=== Requirement ===
Which lines contain the string "State"? Please list every one of them.

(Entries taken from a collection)
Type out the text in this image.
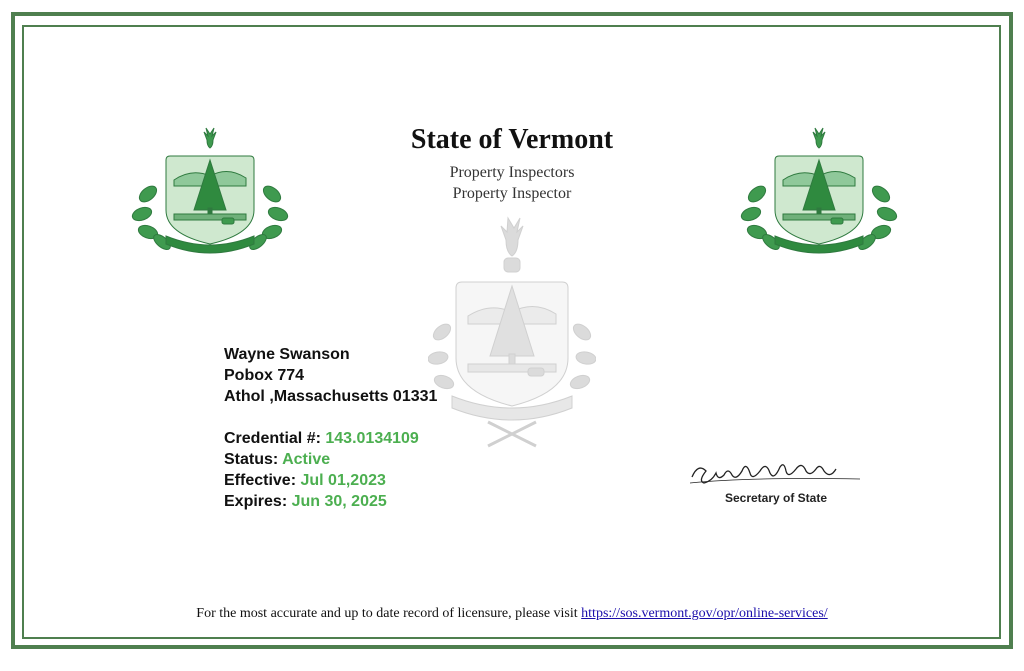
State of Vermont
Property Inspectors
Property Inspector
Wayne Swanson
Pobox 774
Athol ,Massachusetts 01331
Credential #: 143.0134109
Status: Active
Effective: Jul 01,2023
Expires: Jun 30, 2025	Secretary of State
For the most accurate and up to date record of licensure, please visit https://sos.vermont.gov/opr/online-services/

...

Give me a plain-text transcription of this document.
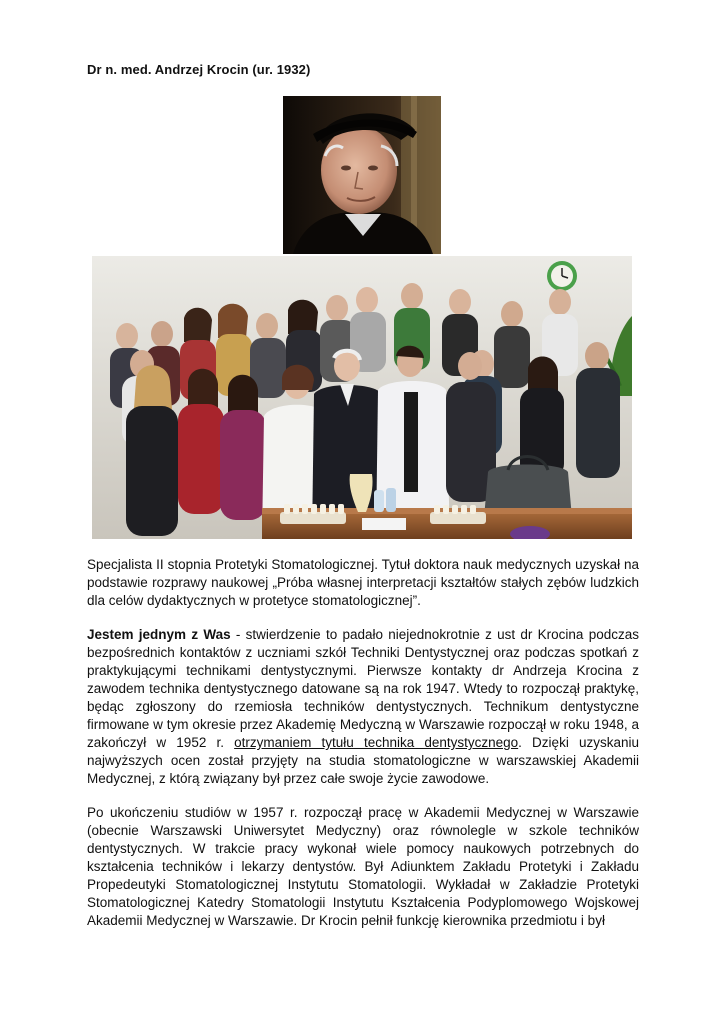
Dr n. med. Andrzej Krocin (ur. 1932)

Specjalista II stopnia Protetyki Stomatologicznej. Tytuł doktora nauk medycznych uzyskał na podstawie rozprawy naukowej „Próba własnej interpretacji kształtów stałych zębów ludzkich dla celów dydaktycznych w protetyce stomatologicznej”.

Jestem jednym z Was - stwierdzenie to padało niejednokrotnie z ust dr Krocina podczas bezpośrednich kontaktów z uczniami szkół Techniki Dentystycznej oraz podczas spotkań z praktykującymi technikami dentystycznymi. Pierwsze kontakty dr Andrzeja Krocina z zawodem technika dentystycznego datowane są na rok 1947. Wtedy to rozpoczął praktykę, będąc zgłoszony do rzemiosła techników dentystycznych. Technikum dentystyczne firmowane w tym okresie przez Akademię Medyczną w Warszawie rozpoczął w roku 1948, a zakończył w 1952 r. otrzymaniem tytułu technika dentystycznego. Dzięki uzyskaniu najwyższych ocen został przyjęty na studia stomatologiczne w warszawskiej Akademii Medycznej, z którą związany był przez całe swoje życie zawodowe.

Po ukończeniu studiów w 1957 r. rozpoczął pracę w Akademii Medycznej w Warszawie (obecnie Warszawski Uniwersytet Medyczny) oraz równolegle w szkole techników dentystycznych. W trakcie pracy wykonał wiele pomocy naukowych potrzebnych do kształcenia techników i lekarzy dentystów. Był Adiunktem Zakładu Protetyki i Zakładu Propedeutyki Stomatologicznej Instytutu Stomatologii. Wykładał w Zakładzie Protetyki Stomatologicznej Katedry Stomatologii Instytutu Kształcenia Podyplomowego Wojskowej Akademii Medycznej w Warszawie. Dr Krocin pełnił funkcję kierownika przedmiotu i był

---

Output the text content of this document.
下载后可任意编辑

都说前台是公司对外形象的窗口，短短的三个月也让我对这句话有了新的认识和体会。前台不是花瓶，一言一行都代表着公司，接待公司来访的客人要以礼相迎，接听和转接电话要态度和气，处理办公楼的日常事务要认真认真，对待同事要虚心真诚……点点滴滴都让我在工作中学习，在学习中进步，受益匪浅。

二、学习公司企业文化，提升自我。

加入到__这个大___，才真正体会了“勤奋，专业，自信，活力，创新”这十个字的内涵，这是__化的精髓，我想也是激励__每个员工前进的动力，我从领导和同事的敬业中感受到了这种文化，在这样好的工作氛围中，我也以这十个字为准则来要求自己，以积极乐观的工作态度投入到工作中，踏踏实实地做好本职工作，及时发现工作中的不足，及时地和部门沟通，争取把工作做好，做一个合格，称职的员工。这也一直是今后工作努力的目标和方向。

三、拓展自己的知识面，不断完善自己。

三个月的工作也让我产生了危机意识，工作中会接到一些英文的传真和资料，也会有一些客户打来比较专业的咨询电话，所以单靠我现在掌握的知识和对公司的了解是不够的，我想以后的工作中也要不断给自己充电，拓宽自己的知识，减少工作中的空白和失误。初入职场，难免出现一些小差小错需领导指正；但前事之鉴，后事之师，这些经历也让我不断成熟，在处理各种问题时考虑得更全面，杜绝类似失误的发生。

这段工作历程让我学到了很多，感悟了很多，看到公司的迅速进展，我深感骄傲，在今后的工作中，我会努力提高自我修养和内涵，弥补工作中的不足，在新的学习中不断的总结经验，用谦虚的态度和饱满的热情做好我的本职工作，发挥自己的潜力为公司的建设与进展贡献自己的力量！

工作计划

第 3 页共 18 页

=== Expected answer ===
State of Vermont
Expires: Jun 30, 2025	Secretary of State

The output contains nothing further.